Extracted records

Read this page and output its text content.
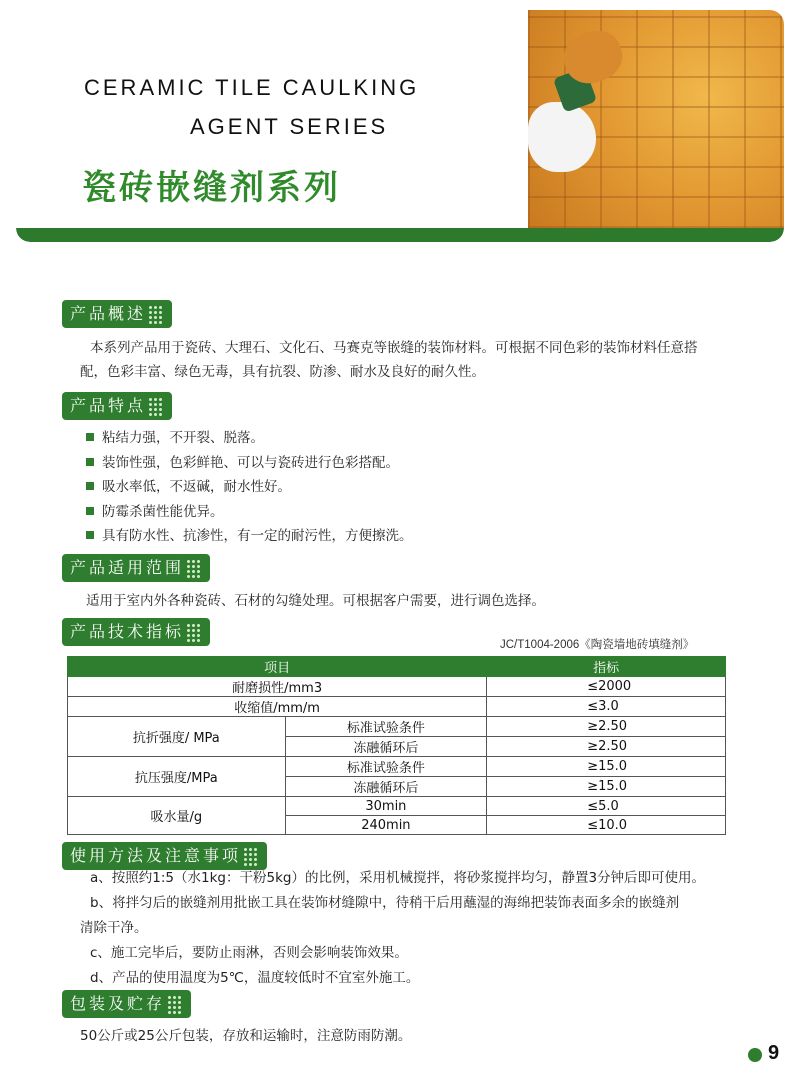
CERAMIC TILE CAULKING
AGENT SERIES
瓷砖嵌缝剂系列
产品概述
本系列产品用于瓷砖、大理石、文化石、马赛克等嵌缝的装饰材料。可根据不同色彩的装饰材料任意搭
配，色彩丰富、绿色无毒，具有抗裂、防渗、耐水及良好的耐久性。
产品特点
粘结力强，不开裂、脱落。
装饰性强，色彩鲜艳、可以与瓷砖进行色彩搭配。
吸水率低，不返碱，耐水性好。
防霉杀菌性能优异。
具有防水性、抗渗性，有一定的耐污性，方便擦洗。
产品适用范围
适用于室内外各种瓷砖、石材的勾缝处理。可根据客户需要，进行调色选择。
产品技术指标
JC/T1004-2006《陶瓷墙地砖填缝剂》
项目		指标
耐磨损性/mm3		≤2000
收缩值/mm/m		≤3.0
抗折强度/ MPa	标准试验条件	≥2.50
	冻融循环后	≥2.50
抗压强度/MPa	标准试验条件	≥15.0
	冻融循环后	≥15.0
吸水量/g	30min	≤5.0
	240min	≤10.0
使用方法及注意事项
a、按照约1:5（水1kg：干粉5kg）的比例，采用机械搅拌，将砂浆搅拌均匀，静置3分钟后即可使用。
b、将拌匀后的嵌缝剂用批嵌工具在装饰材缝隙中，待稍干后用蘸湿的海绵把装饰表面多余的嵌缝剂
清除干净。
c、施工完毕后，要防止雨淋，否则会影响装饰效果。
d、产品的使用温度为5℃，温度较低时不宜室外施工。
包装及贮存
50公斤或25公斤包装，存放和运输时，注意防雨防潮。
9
==
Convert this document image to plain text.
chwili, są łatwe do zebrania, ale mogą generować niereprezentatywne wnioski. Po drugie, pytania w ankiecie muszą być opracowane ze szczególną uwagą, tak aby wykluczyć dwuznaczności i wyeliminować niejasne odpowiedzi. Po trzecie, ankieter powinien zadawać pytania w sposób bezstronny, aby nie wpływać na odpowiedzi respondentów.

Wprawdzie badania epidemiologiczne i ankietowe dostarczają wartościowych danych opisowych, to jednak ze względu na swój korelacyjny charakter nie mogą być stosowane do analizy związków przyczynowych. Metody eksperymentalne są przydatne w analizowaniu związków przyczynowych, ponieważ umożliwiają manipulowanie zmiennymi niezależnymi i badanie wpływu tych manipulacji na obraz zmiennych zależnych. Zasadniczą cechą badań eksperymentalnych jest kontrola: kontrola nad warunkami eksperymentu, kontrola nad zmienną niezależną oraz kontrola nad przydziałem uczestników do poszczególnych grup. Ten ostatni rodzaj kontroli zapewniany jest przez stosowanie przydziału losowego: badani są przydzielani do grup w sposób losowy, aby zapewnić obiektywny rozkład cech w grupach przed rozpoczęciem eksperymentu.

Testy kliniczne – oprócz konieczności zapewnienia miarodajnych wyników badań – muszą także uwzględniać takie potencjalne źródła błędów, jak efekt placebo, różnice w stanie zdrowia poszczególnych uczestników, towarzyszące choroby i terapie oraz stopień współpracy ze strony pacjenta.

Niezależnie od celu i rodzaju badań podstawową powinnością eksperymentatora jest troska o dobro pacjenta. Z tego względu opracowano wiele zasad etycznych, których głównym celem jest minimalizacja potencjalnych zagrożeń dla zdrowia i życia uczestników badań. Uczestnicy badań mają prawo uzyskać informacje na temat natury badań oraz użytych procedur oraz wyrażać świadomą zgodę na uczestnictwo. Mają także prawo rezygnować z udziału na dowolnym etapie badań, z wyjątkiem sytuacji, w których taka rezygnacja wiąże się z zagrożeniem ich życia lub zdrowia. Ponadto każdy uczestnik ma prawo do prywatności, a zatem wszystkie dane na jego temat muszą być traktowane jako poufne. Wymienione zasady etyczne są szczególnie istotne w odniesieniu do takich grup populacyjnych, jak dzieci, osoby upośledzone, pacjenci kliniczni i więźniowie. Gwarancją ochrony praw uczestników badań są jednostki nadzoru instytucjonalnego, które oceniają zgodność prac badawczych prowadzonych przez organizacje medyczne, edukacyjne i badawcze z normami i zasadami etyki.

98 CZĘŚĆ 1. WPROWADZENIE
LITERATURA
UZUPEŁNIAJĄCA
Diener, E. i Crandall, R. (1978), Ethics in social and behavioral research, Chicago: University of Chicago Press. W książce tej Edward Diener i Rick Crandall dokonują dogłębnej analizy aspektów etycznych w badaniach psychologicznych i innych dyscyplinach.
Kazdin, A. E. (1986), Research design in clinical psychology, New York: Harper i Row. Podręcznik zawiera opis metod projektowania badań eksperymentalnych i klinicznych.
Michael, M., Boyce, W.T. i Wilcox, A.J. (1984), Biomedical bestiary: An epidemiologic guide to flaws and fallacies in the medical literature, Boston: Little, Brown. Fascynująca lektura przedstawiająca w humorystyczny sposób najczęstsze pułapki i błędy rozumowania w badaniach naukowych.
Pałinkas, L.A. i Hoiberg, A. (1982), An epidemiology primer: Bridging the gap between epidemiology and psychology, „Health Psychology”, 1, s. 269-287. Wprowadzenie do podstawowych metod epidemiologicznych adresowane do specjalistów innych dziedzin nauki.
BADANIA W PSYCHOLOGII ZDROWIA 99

- Directive -
Using the listing above, locate the lines that hold "badaniach" and copy each one.

- The reply -
Diener, E. i Crandall, R. (1978), Ethics in social and behavioral research, Chicago: University of Chicago Press. W książce tej Edward Diener i Rick Crandall dokonują dogłębnej analizy aspektów etycznych w badaniach psychologicznych i innych dyscyplinach.
Michael, M., Boyce, W.T. i Wilcox, A.J. (1984), Biomedical bestiary: An epidemiologic guide to flaws and fallacies in the medical literature, Boston: Little, Brown. Fascynująca lektura przedstawiająca w humorystyczny sposób najczęstsze pułapki i błędy rozumowania w badaniach naukowych.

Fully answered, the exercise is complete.